EXERCISE:
Look through the data for the string "pasu". Copy every line where it is found.

SOURCE MATERIAL:
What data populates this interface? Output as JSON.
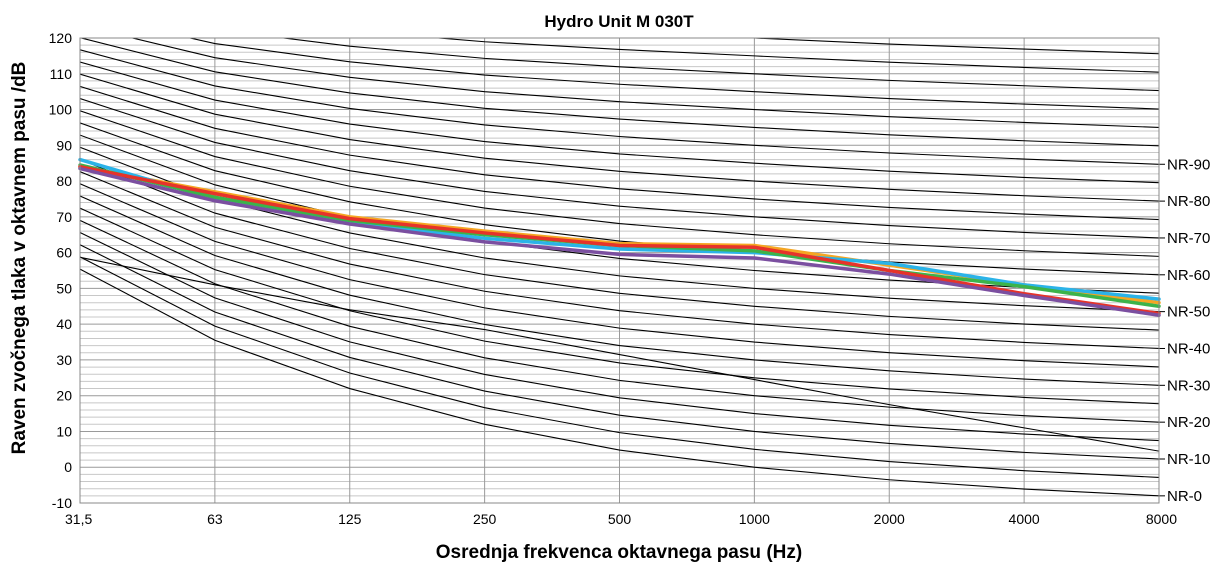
{
  "chart_data": {
    "type": "line",
    "title": "Hydro Unit M 030T",
    "xlabel": "Osrednja frekvenca oktavnega pasu (Hz)",
    "ylabel": "Raven zvočnega tlaka v oktavnem pasu /dB",
    "categories": [
      "31,5",
      "63",
      "125",
      "250",
      "500",
      "1000",
      "2000",
      "4000",
      "8000"
    ],
    "ylim": [
      -10,
      120
    ],
    "yticks": [
      -10,
      0,
      10,
      20,
      30,
      40,
      50,
      60,
      70,
      80,
      90,
      100,
      110,
      120
    ],
    "grid": true,
    "nr_curves": {
      "base_values_nr0": [
        55.4,
        35.5,
        22.0,
        12.0,
        4.8,
        0.0,
        -3.5,
        -6.1,
        -8.0
      ],
      "slopes": [
        0.681,
        0.79,
        0.87,
        0.93,
        0.974,
        1.0,
        1.015,
        1.025,
        1.03
      ],
      "levels": [
        0,
        5,
        10,
        15,
        20,
        25,
        30,
        35,
        40,
        45,
        50,
        55,
        60,
        65,
        70,
        75,
        80,
        85,
        90,
        95,
        100,
        105,
        110,
        115,
        120,
        125,
        130
      ],
      "labels": [
        "NR-0",
        "NR-10",
        "NR-20",
        "NR-30",
        "NR-40",
        "NR-50",
        "NR-60",
        "NR-70",
        "NR-80",
        "NR-90"
      ],
      "labeled_levels": [
        0,
        10,
        20,
        30,
        40,
        50,
        60,
        70,
        80,
        90
      ]
    },
    "extra_lines": [
      {
        "values": [
          58.7,
          51.0,
          44.0,
          38.5,
          31.5,
          24.5,
          17.5,
          11.0,
          4.5
        ]
      }
    ],
    "series": [
      {
        "color": "#f5a623",
        "values": [
          84.0,
          77.0,
          70.0,
          66.0,
          62.5,
          62.0,
          56.5,
          51.0,
          46.0
        ]
      },
      {
        "color": "#2bb3e8",
        "values": [
          86.0,
          75.0,
          68.5,
          64.0,
          61.0,
          60.0,
          57.0,
          51.0,
          47.0
        ]
      },
      {
        "color": "#3cb34a",
        "values": [
          84.5,
          75.5,
          69.0,
          65.0,
          62.0,
          60.5,
          55.0,
          50.5,
          45.0
        ]
      },
      {
        "color": "#e6332a",
        "values": [
          84.0,
          76.5,
          69.5,
          65.5,
          62.0,
          61.5,
          55.0,
          48.5,
          43.0
        ]
      },
      {
        "color": "#7b4fa0",
        "values": [
          83.5,
          74.5,
          68.0,
          63.0,
          59.5,
          58.5,
          54.0,
          48.0,
          42.5
        ]
      }
    ]
  }
}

SOLUTION:
    "xlabel": "Osrednja frekvenca oktavnega pasu (Hz)",
    "ylabel": "Raven zvočnega tlaka v oktavnem pasu /dB",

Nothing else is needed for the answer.